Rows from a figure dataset
☆ ☆ ☆ ☆ ☆ ☆ ☆

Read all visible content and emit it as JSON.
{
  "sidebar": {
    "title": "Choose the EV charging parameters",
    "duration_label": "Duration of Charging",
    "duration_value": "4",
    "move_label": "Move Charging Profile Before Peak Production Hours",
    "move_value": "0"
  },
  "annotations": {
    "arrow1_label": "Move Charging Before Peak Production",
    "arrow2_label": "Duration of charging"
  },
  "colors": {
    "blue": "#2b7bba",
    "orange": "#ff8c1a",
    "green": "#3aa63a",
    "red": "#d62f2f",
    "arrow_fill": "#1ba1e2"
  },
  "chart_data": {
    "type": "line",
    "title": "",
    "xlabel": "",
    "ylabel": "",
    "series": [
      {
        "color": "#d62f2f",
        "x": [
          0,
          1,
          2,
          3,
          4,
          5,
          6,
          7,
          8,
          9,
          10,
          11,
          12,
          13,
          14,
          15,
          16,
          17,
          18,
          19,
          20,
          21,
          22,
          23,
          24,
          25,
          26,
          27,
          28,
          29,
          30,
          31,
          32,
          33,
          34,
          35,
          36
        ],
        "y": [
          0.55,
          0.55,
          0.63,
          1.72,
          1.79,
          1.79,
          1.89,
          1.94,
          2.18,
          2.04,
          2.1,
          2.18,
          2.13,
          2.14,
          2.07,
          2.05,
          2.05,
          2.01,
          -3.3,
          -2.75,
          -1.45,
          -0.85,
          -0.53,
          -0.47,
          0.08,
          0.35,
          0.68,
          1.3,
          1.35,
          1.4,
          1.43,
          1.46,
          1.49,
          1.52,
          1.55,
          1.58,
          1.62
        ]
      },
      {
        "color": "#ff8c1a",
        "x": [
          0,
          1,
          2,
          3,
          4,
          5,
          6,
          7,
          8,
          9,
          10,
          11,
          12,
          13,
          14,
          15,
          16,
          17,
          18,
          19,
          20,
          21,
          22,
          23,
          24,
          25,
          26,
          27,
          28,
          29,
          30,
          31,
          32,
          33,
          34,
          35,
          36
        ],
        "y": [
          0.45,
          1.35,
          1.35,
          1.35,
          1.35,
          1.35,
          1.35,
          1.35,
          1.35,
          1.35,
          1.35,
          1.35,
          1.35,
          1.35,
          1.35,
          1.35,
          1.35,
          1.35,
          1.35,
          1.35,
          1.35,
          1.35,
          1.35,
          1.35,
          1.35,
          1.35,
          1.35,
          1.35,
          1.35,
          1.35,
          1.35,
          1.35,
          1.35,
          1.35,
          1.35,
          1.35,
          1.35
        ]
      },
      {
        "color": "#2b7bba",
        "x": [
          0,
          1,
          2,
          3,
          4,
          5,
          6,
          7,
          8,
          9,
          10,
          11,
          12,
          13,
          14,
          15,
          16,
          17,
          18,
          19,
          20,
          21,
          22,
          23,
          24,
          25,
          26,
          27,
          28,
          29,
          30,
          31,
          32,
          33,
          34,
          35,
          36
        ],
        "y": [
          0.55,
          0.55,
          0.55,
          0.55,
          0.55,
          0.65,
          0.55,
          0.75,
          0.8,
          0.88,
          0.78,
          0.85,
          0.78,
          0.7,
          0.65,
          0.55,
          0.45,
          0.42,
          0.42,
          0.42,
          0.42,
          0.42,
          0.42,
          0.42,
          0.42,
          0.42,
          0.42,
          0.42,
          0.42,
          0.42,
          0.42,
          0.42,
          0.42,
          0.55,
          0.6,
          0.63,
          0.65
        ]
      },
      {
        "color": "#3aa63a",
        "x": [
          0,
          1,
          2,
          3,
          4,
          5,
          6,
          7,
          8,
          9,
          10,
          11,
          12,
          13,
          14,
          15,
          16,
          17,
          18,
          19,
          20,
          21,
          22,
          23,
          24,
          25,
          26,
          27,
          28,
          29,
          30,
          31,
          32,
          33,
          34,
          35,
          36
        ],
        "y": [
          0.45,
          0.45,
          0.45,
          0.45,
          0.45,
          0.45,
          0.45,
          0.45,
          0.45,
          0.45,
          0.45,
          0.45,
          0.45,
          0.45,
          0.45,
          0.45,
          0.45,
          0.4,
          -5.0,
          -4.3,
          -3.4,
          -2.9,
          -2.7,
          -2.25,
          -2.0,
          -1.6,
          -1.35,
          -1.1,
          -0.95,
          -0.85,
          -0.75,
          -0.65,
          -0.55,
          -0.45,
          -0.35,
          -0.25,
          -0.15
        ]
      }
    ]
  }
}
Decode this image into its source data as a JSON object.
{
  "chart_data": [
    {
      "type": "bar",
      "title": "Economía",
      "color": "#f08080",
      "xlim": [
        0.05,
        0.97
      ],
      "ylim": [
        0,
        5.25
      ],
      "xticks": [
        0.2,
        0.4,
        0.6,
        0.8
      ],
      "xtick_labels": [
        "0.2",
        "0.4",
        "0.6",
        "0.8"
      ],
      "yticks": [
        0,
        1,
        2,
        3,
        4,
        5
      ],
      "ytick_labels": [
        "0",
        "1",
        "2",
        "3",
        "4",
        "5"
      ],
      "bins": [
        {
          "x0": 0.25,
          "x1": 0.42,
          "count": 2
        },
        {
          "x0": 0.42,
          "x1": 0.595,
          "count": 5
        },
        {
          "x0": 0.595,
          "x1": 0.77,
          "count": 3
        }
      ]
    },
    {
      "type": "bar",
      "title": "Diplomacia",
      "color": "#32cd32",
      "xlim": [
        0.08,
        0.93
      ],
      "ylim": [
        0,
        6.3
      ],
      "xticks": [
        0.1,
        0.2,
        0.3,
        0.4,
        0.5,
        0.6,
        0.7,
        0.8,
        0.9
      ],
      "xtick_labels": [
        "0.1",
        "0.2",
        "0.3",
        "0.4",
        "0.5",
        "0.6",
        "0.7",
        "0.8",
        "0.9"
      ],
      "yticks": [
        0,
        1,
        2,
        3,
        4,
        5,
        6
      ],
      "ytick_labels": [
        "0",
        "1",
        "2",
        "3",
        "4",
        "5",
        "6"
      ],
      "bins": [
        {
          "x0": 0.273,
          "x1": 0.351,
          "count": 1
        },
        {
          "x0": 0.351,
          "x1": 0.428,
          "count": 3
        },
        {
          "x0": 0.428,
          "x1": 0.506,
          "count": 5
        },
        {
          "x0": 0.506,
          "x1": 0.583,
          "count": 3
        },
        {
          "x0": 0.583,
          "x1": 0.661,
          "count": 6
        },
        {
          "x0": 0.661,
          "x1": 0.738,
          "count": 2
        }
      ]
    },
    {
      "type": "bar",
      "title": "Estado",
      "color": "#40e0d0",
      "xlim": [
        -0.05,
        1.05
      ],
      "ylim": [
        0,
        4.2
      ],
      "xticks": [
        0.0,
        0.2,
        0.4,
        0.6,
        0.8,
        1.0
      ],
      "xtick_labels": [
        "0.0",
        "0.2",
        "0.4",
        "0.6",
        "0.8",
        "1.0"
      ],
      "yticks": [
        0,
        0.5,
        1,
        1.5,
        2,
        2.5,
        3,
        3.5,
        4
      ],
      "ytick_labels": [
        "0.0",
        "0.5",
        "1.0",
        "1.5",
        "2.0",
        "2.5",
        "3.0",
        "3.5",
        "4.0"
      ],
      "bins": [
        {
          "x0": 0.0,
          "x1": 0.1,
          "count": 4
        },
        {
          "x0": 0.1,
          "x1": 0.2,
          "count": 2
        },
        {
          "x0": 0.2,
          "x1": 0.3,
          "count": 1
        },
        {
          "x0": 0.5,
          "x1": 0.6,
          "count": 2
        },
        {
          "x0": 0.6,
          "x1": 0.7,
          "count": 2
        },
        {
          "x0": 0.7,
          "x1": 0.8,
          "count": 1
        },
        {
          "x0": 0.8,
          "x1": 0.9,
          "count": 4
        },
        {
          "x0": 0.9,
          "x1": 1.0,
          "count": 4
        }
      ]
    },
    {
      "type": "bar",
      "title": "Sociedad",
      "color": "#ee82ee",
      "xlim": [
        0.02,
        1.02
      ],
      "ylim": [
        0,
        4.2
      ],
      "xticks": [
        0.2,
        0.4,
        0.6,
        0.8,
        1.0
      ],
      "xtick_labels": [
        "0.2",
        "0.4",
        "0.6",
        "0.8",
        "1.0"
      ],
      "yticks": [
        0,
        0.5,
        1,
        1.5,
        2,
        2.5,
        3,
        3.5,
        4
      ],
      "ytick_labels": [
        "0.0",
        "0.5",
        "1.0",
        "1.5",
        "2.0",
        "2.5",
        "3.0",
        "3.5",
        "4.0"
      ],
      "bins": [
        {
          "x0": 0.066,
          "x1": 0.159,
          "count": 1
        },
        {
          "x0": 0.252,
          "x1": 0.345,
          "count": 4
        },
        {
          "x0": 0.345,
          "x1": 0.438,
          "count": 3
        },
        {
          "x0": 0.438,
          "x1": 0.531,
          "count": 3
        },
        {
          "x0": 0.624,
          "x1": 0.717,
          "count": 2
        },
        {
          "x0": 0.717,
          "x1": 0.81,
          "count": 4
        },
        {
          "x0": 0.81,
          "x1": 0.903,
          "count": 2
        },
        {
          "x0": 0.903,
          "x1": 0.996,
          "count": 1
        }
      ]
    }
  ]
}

☆ ☆ ☆ ☆ ☆ ☆ ☆

Work to do —
Using the data above, copy each line that contains "Peak".

Output of the task —
    "move_label": "Move Charging Profile Before Peak Production Hours",
    "arrow1_label": "Move Charging Before Peak Production",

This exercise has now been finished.